**BRIEF:** Once you have read the data below, print all of it exactly.

**DATA EXCERPTS:**

= = = =

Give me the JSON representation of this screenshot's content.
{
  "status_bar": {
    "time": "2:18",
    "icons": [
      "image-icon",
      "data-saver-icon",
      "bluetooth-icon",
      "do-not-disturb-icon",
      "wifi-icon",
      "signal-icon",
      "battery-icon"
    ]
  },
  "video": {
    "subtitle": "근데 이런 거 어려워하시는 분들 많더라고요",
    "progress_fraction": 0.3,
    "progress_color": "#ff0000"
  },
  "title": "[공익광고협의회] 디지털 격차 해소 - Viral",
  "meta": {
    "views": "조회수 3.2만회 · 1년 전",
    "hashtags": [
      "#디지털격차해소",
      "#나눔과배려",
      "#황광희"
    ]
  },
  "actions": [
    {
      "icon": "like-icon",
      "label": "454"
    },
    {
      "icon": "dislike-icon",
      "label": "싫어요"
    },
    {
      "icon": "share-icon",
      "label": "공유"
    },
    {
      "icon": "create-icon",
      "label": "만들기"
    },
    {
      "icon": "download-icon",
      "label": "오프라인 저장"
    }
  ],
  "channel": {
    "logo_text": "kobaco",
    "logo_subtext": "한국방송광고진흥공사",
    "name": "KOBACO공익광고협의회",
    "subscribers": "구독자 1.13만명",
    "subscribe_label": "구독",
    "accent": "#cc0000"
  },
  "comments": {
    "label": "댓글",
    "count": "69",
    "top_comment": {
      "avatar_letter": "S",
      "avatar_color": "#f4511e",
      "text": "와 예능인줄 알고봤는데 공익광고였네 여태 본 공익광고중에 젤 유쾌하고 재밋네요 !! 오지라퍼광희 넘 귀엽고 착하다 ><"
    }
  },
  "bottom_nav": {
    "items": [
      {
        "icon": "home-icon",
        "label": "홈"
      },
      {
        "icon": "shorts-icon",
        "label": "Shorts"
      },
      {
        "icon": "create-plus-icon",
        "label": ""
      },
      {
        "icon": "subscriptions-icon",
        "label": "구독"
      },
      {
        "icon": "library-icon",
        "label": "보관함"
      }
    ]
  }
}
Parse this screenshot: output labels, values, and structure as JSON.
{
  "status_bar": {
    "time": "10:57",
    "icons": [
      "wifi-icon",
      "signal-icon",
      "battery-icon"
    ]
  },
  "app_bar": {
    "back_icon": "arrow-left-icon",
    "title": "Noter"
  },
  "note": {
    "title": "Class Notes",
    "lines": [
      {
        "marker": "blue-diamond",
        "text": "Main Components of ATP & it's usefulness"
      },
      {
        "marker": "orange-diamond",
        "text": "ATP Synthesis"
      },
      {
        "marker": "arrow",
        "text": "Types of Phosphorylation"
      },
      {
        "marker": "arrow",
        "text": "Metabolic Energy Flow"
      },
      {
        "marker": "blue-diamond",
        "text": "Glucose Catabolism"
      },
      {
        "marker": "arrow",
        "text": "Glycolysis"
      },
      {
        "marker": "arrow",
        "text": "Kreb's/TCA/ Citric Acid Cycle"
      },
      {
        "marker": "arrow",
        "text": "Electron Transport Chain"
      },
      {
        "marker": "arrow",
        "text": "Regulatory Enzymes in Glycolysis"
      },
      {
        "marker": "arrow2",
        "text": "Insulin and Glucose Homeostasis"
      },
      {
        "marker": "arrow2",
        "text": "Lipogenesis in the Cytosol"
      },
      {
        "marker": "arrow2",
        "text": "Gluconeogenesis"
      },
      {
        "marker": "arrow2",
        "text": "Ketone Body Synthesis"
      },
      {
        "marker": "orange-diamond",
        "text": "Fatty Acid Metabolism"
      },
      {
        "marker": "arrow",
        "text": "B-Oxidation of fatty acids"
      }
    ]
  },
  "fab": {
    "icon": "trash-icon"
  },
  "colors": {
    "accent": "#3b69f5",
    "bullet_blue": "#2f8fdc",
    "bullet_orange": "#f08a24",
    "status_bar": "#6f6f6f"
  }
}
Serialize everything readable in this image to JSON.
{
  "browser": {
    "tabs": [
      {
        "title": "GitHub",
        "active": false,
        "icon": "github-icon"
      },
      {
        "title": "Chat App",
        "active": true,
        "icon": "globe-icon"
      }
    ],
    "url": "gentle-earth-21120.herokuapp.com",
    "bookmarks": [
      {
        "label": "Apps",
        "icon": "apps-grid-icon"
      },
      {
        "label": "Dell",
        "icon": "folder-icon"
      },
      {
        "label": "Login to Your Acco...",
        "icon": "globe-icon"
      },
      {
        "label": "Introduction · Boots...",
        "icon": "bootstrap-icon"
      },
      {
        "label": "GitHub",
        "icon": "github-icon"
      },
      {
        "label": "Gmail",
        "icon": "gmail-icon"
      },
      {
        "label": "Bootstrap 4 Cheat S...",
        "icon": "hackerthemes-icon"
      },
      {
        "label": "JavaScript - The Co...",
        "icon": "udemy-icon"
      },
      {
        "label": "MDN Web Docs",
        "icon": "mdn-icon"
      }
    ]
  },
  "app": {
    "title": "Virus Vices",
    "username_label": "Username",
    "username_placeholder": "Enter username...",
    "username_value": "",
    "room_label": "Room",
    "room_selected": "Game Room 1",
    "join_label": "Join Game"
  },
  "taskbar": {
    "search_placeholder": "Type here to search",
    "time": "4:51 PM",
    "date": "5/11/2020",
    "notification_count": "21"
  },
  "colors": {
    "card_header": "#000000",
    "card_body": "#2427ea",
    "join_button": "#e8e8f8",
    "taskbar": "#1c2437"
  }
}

= = = =

**EXERCISE RESPONSE:**
Give me the JSON representation of this screenshot's content.
{
  "status_bar": {
    "time": "2:18",
    "icons": [
      "image-icon",
      "data-saver-icon",
      "bluetooth-icon",
      "do-not-disturb-icon",
      "wifi-icon",
      "signal-icon",
      "battery-icon"
    ]
  },
  "video": {
    "subtitle": "근데 이런 거 어려워하시는 분들 많더라고요",
    "progress_fraction": 0.3,
    "progress_color": "#ff0000"
  },
  "title": "[공익광고협의회] 디지털 격차 해소 - Viral",
  "meta": {
    "views": "조회수 3.2만회 · 1년 전",
    "hashtags": [
      "#디지털격차해소",
      "#나눔과배려",
      "#황광희"
    ]
  },
  "actions": [
    {
      "icon": "like-icon",
      "label": "454"
    },
    {
      "icon": "dislike-icon",
      "label": "싫어요"
    },
    {
      "icon": "share-icon",
      "label": "공유"
    },
    {
      "icon": "create-icon",
      "label": "만들기"
    },
    {
      "icon": "download-icon",
      "label": "오프라인 저장"
    }
  ],
  "channel": {
    "logo_text": "kobaco",
    "logo_subtext": "한국방송광고진흥공사",
    "name": "KOBACO공익광고협의회",
    "subscribers": "구독자 1.13만명",
    "subscribe_label": "구독",
    "accent": "#cc0000"
  },
  "comments": {
    "label": "댓글",
    "count": "69",
    "top_comment": {
      "avatar_letter": "S",
      "avatar_color": "#f4511e",
      "text": "와 예능인줄 알고봤는데 공익광고였네 여태 본 공익광고중에 젤 유쾌하고 재밋네요 !! 오지라퍼광희 넘 귀엽고 착하다 ><"
    }
  },
  "bottom_nav": {
    "items": [
      {
        "icon": "home-icon",
        "label": "홈"
      },
      {
        "icon": "shorts-icon",
        "label": "Shorts"
      },
      {
        "icon": "create-plus-icon",
        "label": ""
      },
      {
        "icon": "subscriptions-icon",
        "label": "구독"
      },
      {
        "icon": "library-icon",
        "label": "보관함"
      }
    ]
  }
}
Parse this screenshot: output labels, values, and structure as JSON.
{
  "status_bar": {
    "time": "10:57",
    "icons": [
      "wifi-icon",
      "signal-icon",
      "battery-icon"
    ]
  },
  "app_bar": {
    "back_icon": "arrow-left-icon",
    "title": "Noter"
  },
  "note": {
    "title": "Class Notes",
    "lines": [
      {
        "marker": "blue-diamond",
        "text": "Main Components of ATP & it's usefulness"
      },
      {
        "marker": "orange-diamond",
        "text": "ATP Synthesis"
      },
      {
        "marker": "arrow",
        "text": "Types of Phosphorylation"
      },
      {
        "marker": "arrow",
        "text": "Metabolic Energy Flow"
      },
      {
        "marker": "blue-diamond",
        "text": "Glucose Catabolism"
      },
      {
        "marker": "arrow",
        "text": "Glycolysis"
      },
      {
        "marker": "arrow",
        "text": "Kreb's/TCA/ Citric Acid Cycle"
      },
      {
        "marker": "arrow",
        "text": "Electron Transport Chain"
      },
      {
        "marker": "arrow",
        "text": "Regulatory Enzymes in Glycolysis"
      },
      {
        "marker": "arrow2",
        "text": "Insulin and Glucose Homeostasis"
      },
      {
        "marker": "arrow2",
        "text": "Lipogenesis in the Cytosol"
      },
      {
        "marker": "arrow2",
        "text": "Gluconeogenesis"
      },
      {
        "marker": "arrow2",
        "text": "Ketone Body Synthesis"
      },
      {
        "marker": "orange-diamond",
        "text": "Fatty Acid Metabolism"
      },
      {
        "marker": "arrow",
        "text": "B-Oxidation of fatty acids"
      }
    ]
  },
  "fab": {
    "icon": "trash-icon"
  },
  "colors": {
    "accent": "#3b69f5",
    "bullet_blue": "#2f8fdc",
    "bullet_orange": "#f08a24",
    "status_bar": "#6f6f6f"
  }
}
Serialize everything readable in this image to JSON.
{
  "browser": {
    "tabs": [
      {
        "title": "GitHub",
        "active": false,
        "icon": "github-icon"
      },
      {
        "title": "Chat App",
        "active": true,
        "icon": "globe-icon"
      }
    ],
    "url": "gentle-earth-21120.herokuapp.com",
    "bookmarks": [
      {
        "label": "Apps",
        "icon": "apps-grid-icon"
      },
      {
        "label": "Dell",
        "icon": "folder-icon"
      },
      {
        "label": "Login to Your Acco...",
        "icon": "globe-icon"
      },
      {
        "label": "Introduction · Boots...",
        "icon": "bootstrap-icon"
      },
      {
        "label": "GitHub",
        "icon": "github-icon"
      },
      {
        "label": "Gmail",
        "icon": "gmail-icon"
      },
      {
        "label": "Bootstrap 4 Cheat S...",
        "icon": "hackerthemes-icon"
      },
      {
        "label": "JavaScript - The Co...",
        "icon": "udemy-icon"
      },
      {
        "label": "MDN Web Docs",
        "icon": "mdn-icon"
      }
    ]
  },
  "app": {
    "title": "Virus Vices",
    "username_label": "Username",
    "username_placeholder": "Enter username...",
    "username_value": "",
    "room_label": "Room",
    "room_selected": "Game Room 1",
    "join_label": "Join Game"
  },
  "taskbar": {
    "search_placeholder": "Type here to search",
    "time": "4:51 PM",
    "date": "5/11/2020",
    "notification_count": "21"
  },
  "colors": {
    "card_header": "#000000",
    "card_body": "#2427ea",
    "join_button": "#e8e8f8",
    "taskbar": "#1c2437"
  }
}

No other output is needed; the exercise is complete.